(Items from a data source)
══════

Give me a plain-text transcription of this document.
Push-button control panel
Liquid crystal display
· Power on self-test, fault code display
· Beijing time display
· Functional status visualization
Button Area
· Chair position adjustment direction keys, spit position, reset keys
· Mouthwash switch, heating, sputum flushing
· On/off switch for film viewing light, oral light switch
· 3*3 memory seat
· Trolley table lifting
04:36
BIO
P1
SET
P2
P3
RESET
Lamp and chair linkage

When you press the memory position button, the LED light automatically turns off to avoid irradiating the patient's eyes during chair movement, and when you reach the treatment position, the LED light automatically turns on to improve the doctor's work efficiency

══════

**Task details**
Collect the lines of the data that carry the word "memory".

**Final answer**
· 3*3 memory seat
When you press the memory position button, the LED light automatically turns off to avoid irradiating the patient's eyes during chair movement, and when you reach the treatment position, the LED light automatically turns on to improve the doctor's work efficiency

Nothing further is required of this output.